>> START SUPPLIED MATERIAL

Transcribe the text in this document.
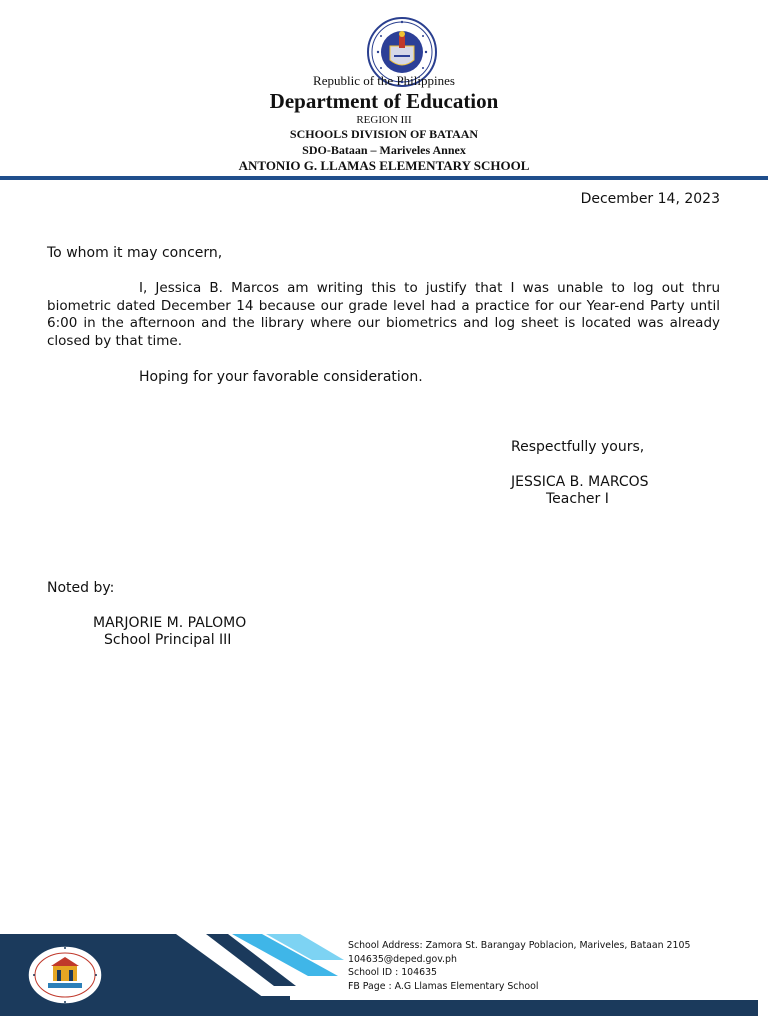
Republic of the Philippines
Department of Education
REGION III
SCHOOLS DIVISION OF BATAAN
SDO-Bataan – Mariveles Annex
ANTONIO G. LLAMAS ELEMENTARY SCHOOL
December 14, 2023
To whom it may concern,

I, Jessica B. Marcos am writing this to justify that I was unable to log out thru biometric dated December 14 because our grade level had a practice for our Year-end Party until 6:00 in the afternoon and the library where our biometrics and log sheet is located was already closed by that time.

Hoping for your favorable consideration.
Respectfully yours,
JESSICA B. MARCOS
Teacher I
Noted by:
MARJORIE M. PALOMO
School Principal III
School Address: Zamora St. Barangay Poblacion, Mariveles, Bataan 2105
104635@deped.gov.ph
School ID : 104635
FB Page : A.G Llamas Elementary School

>> END SUPPLIED MATERIAL

== DESCRIPTION OF THE TASK ==
Reproduce every line precisely as given, omitting all pictures.

== TASK ANSWER ==
Transcribe the text in this document.
Republic of the Philippines
Department of Education
REGION III
SCHOOLS DIVISION OF BATAAN
SDO-Bataan – Mariveles Annex
ANTONIO G. LLAMAS ELEMENTARY SCHOOL
December 14, 2023
To whom it may concern,

I, Jessica B. Marcos am writing this to justify that I was unable to log out thru biometric dated December 14 because our grade level had a practice for our Year-end Party until 6:00 in the afternoon and the library where our biometrics and log sheet is located was already closed by that time.

Hoping for your favorable consideration.
Respectfully yours,
JESSICA B. MARCOS
Teacher I
Noted by:
MARJORIE M. PALOMO
School Principal III
School Address: Zamora St. Barangay Poblacion, Mariveles, Bataan 2105
104635@deped.gov.ph
School ID : 104635
FB Page : A.G Llamas Elementary School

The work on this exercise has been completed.